--- Start of Records provided ---

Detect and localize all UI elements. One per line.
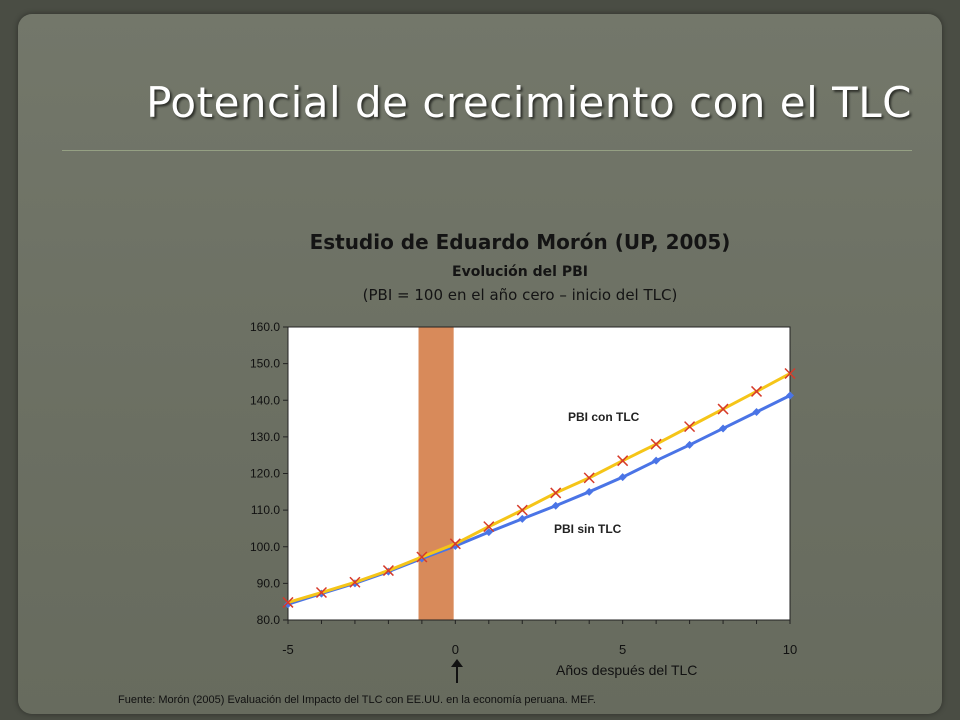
shaded-band (418, 327, 454, 620)
y-tick-label: 140.0 (250, 393, 280, 407)
marker-stroke (382, 565, 394, 577)
data-point-con-tlc (717, 403, 729, 415)
data-point-sin-tlc (752, 407, 761, 416)
x-tick-label: 5 (619, 642, 626, 657)
data-point-con-tlc (282, 596, 294, 608)
data-point-con-tlc (684, 421, 696, 433)
chart-note: (PBI = 100 en el año cero – inicio del T… (362, 286, 678, 304)
marker-stroke (751, 385, 763, 397)
title-divider (62, 150, 912, 151)
data-point-con-tlc (784, 367, 796, 380)
data-point-sin-tlc (652, 456, 661, 465)
data-point-con-tlc (349, 576, 361, 588)
data-point-con-tlc (483, 521, 495, 533)
marker-stroke (684, 421, 696, 433)
marker-stroke (483, 521, 495, 533)
y-tick-label: 90.0 (257, 576, 281, 590)
marker-stroke (349, 576, 361, 588)
marker-stroke (550, 487, 562, 499)
x-tick-label: 0 (452, 642, 459, 657)
x-tick-label: -5 (282, 642, 294, 657)
data-point-sin-tlc (618, 473, 627, 482)
data-point-sin-tlc (719, 424, 728, 433)
chart-subtitle: Evolución del PBI (452, 264, 588, 280)
data-point-con-tlc (650, 438, 662, 450)
data-point-con-tlc (550, 487, 562, 499)
marker-stroke (516, 504, 528, 516)
data-point-con-tlc (617, 455, 629, 467)
marker-stroke (282, 596, 294, 608)
series-label-con-tlc: PBI con TLC (568, 410, 640, 424)
y-tick-label: 100.0 (250, 540, 280, 554)
slide-title: Potencial de crecimiento con el TLC (146, 78, 912, 127)
y-tick-label: 120.0 (250, 467, 280, 481)
data-point-sin-tlc (786, 391, 794, 400)
marker-stroke (583, 472, 595, 484)
series-line-con-tlc (287, 372, 791, 604)
data-point-con-tlc (449, 538, 461, 550)
marker-stroke (617, 455, 629, 467)
source-note: Fuente: Morón (2005) Evaluación del Impa… (118, 694, 596, 706)
chart-title: Estudio de Eduardo Morón (UP, 2005) (309, 230, 731, 254)
data-point-con-tlc (516, 504, 528, 516)
data-point-sin-tlc (551, 501, 560, 510)
x-axis-label: Años después del TLC (556, 662, 697, 678)
data-point-sin-tlc (484, 528, 493, 537)
x-tick-label: 10 (783, 642, 797, 657)
marker-stroke (416, 551, 428, 563)
y-tick-label: 110.0 (251, 503, 280, 517)
y-tick-label: 150.0 (250, 357, 280, 371)
data-point-sin-tlc (585, 487, 594, 496)
series-label-sin-tlc: PBI sin TLC (554, 522, 622, 536)
data-point-con-tlc (416, 551, 428, 563)
plot-area (288, 327, 790, 620)
marker-stroke (449, 538, 461, 550)
marker-stroke (717, 403, 729, 415)
y-tick-label: 130.0 (250, 430, 280, 444)
marker-stroke (784, 367, 796, 380)
data-point-con-tlc (583, 472, 595, 484)
data-point-con-tlc (315, 587, 327, 599)
data-point-con-tlc (382, 565, 394, 577)
marker-stroke (315, 587, 327, 599)
data-point-con-tlc (751, 385, 763, 397)
marker-stroke (650, 438, 662, 450)
data-point-sin-tlc (518, 514, 527, 523)
start-arrow-icon (451, 659, 463, 683)
y-tick-label: 160.0 (250, 320, 280, 334)
data-point-sin-tlc (685, 440, 694, 449)
y-tick-label: 80.0 (257, 613, 281, 627)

--- End of Records provided ---

◆ Problem to solve
Rewrite all the records above with "marker-stroke" replaced by "marker-outline" everywhere it occurs, changing nothing else. Omit the pictures.

◆ Response
Detect and localize all UI elements. One per line.
shaded-band (418, 327, 454, 620)
y-tick-label: 140.0 (250, 393, 280, 407)
marker-outline (382, 565, 394, 577)
data-point-con-tlc (717, 403, 729, 415)
data-point-sin-tlc (752, 407, 761, 416)
x-tick-label: 5 (619, 642, 626, 657)
data-point-con-tlc (282, 596, 294, 608)
data-point-con-tlc (684, 421, 696, 433)
chart-note: (PBI = 100 en el año cero – inicio del T… (362, 286, 678, 304)
marker-outline (751, 385, 763, 397)
title-divider (62, 150, 912, 151)
data-point-con-tlc (784, 367, 796, 380)
data-point-sin-tlc (652, 456, 661, 465)
data-point-con-tlc (349, 576, 361, 588)
data-point-con-tlc (483, 521, 495, 533)
marker-outline (684, 421, 696, 433)
marker-outline (483, 521, 495, 533)
y-tick-label: 90.0 (257, 576, 281, 590)
marker-outline (349, 576, 361, 588)
marker-outline (550, 487, 562, 499)
x-tick-label: 0 (452, 642, 459, 657)
x-tick-label: -5 (282, 642, 294, 657)
data-point-sin-tlc (618, 473, 627, 482)
data-point-sin-tlc (719, 424, 728, 433)
chart-subtitle: Evolución del PBI (452, 264, 588, 280)
data-point-con-tlc (650, 438, 662, 450)
data-point-con-tlc (550, 487, 562, 499)
marker-outline (516, 504, 528, 516)
data-point-con-tlc (617, 455, 629, 467)
marker-outline (282, 596, 294, 608)
series-label-con-tlc: PBI con TLC (568, 410, 640, 424)
y-tick-label: 100.0 (250, 540, 280, 554)
slide-title: Potencial de crecimiento con el TLC (146, 78, 912, 127)
y-tick-label: 120.0 (250, 467, 280, 481)
data-point-sin-tlc (786, 391, 794, 400)
marker-outline (583, 472, 595, 484)
series-line-con-tlc (287, 372, 791, 604)
data-point-con-tlc (449, 538, 461, 550)
marker-outline (617, 455, 629, 467)
source-note: Fuente: Morón (2005) Evaluación del Impa… (118, 694, 596, 706)
chart-title: Estudio de Eduardo Morón (UP, 2005) (309, 230, 731, 254)
data-point-con-tlc (516, 504, 528, 516)
data-point-sin-tlc (551, 501, 560, 510)
x-axis-label: Años después del TLC (556, 662, 697, 678)
data-point-sin-tlc (484, 528, 493, 537)
x-tick-label: 10 (783, 642, 797, 657)
marker-outline (416, 551, 428, 563)
y-tick-label: 110.0 (251, 503, 280, 517)
y-tick-label: 150.0 (250, 357, 280, 371)
data-point-sin-tlc (585, 487, 594, 496)
series-label-sin-tlc: PBI sin TLC (554, 522, 622, 536)
data-point-con-tlc (416, 551, 428, 563)
plot-area (288, 327, 790, 620)
marker-outline (449, 538, 461, 550)
marker-outline (717, 403, 729, 415)
y-tick-label: 130.0 (250, 430, 280, 444)
marker-outline (784, 367, 796, 380)
data-point-con-tlc (583, 472, 595, 484)
data-point-con-tlc (315, 587, 327, 599)
data-point-con-tlc (382, 565, 394, 577)
marker-outline (315, 587, 327, 599)
data-point-con-tlc (751, 385, 763, 397)
marker-outline (650, 438, 662, 450)
data-point-sin-tlc (518, 514, 527, 523)
start-arrow-icon (451, 659, 463, 683)
y-tick-label: 160.0 (250, 320, 280, 334)
data-point-sin-tlc (685, 440, 694, 449)
y-tick-label: 80.0 (257, 613, 281, 627)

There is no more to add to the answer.